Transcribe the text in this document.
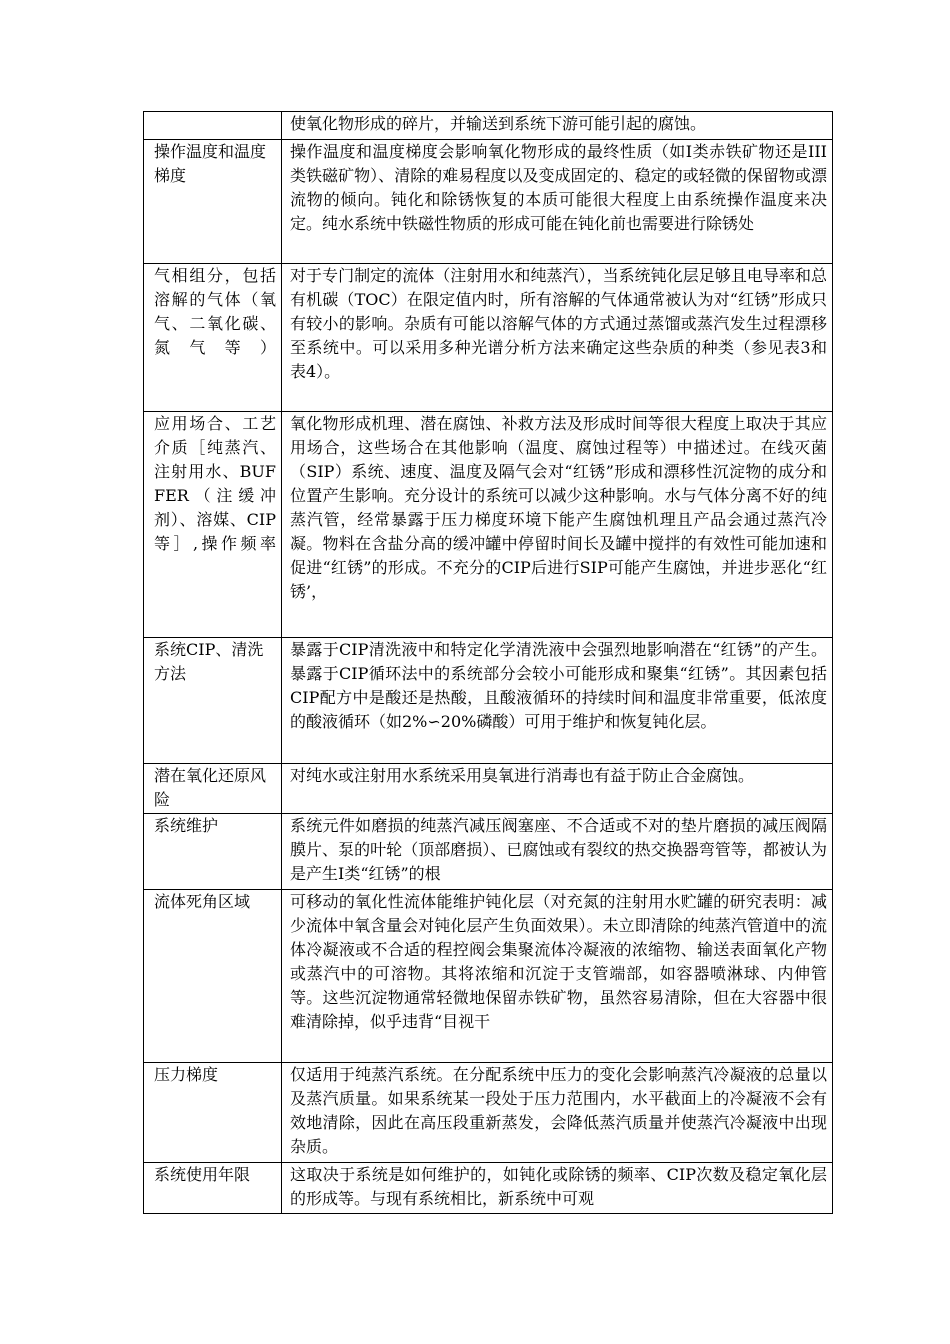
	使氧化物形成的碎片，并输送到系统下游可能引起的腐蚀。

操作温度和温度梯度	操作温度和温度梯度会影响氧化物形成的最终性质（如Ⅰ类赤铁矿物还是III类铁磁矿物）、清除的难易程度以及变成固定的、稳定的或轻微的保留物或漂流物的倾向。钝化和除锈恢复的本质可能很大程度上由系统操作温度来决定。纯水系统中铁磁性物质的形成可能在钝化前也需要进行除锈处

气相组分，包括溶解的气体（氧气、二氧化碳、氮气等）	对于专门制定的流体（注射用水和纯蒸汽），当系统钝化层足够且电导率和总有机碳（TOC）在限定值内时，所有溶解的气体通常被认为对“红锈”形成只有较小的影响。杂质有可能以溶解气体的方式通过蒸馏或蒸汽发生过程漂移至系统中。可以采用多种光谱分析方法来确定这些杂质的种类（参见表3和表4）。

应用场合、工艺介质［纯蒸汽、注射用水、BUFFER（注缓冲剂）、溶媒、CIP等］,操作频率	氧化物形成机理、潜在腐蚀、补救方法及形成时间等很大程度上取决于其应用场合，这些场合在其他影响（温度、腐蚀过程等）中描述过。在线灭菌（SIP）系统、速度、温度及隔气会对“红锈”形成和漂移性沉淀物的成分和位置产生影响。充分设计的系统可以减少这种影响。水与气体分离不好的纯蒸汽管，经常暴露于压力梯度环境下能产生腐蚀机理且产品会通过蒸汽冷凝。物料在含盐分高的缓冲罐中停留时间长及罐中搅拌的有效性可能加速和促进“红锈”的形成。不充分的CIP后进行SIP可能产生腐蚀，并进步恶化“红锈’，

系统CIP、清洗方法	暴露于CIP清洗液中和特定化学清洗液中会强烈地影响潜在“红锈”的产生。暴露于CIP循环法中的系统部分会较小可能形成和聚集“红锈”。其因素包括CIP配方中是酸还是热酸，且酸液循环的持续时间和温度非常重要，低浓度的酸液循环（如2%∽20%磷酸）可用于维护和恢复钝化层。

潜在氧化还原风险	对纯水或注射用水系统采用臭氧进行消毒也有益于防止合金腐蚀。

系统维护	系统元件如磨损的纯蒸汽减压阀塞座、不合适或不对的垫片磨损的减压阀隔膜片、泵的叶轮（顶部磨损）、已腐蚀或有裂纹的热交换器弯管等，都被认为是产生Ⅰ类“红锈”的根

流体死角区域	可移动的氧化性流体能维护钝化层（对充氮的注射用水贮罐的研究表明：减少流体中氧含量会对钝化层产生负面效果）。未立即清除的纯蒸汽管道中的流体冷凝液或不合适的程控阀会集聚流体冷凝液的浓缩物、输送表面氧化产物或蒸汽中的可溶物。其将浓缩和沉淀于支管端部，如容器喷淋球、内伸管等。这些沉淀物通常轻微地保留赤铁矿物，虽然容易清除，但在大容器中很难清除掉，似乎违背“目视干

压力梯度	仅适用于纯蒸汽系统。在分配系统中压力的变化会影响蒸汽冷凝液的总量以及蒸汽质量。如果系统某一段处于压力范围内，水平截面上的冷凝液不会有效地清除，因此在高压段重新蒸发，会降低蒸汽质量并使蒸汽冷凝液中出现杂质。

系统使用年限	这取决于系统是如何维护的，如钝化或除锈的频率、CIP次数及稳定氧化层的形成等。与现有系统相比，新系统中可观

* * *

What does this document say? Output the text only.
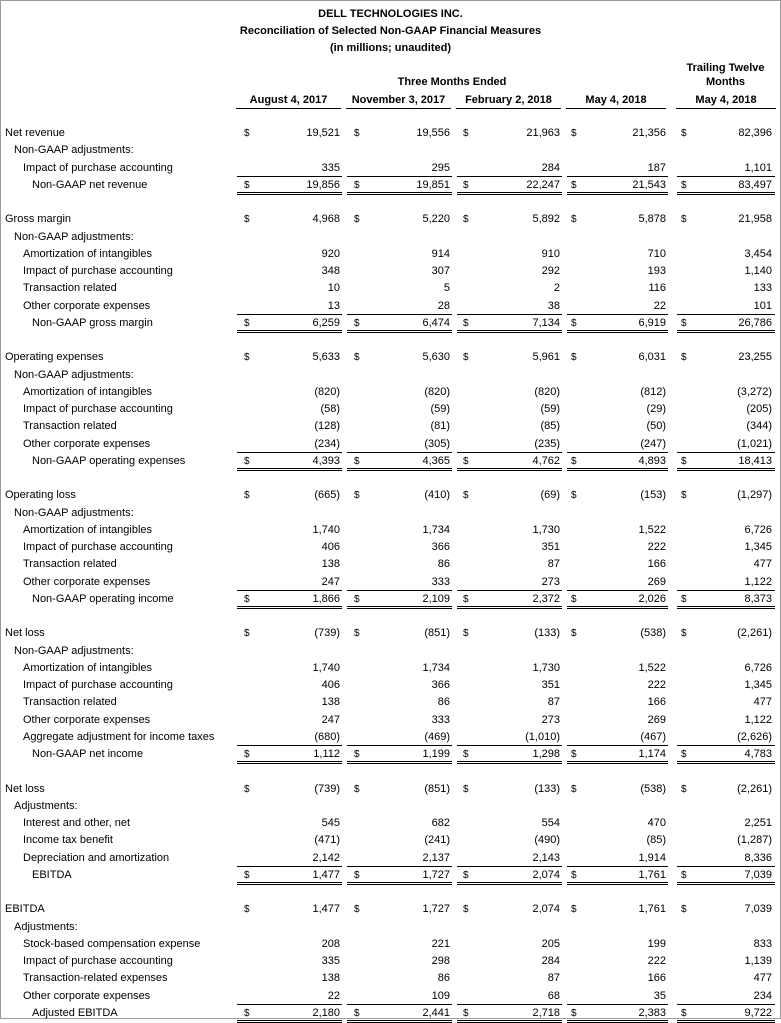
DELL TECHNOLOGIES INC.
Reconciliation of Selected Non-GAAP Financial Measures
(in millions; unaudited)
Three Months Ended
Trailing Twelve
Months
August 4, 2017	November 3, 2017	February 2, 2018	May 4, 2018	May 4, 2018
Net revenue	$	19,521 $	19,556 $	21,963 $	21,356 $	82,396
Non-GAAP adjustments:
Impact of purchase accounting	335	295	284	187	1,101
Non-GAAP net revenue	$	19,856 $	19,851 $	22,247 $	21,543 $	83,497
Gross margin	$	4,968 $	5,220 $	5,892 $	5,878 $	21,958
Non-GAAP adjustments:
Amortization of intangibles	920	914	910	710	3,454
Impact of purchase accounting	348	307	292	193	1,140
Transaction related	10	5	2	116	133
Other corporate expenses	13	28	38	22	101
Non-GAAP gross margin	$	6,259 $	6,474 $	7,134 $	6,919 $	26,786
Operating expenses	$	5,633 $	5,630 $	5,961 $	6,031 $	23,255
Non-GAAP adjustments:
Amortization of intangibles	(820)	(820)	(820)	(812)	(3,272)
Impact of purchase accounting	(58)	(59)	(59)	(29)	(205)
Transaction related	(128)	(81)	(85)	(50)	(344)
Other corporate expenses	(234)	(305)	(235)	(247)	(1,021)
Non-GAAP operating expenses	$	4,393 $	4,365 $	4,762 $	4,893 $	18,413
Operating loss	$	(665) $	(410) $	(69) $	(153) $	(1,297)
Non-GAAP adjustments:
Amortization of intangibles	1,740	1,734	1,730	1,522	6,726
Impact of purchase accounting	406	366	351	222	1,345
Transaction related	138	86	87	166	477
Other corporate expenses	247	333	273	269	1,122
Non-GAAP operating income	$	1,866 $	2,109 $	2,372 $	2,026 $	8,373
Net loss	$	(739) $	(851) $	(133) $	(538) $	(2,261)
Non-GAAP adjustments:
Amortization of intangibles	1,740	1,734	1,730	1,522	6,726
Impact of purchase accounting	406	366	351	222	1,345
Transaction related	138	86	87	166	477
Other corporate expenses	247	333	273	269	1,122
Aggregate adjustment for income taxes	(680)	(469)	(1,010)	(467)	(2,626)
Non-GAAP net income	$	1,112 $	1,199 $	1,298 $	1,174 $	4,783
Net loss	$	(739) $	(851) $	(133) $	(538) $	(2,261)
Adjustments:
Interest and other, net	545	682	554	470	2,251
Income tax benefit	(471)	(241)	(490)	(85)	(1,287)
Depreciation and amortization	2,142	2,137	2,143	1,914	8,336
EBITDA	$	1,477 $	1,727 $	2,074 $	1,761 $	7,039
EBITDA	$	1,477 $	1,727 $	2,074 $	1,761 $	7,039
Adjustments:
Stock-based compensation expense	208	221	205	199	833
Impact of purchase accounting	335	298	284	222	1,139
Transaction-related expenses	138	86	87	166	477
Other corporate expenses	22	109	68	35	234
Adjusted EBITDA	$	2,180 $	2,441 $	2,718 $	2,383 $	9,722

---

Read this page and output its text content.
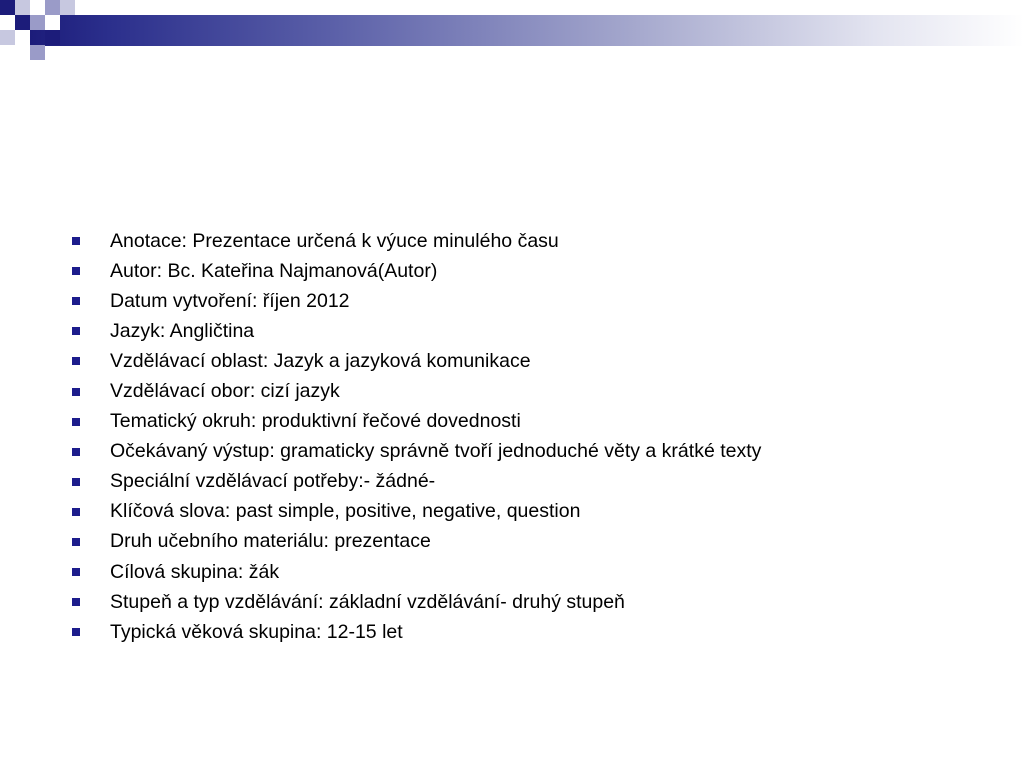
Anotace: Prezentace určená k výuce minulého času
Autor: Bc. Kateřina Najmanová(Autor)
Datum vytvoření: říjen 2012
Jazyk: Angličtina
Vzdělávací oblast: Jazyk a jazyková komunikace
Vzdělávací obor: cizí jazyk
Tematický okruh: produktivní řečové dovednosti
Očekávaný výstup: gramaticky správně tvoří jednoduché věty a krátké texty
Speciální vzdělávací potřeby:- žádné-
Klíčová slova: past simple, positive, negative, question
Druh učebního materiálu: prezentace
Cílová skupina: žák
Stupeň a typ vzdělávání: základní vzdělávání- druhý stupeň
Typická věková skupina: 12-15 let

> **What this task involves**
Look through the listing above and count the lines where the string "purchase" appears. Report the number only.

> **Exercise answer**
6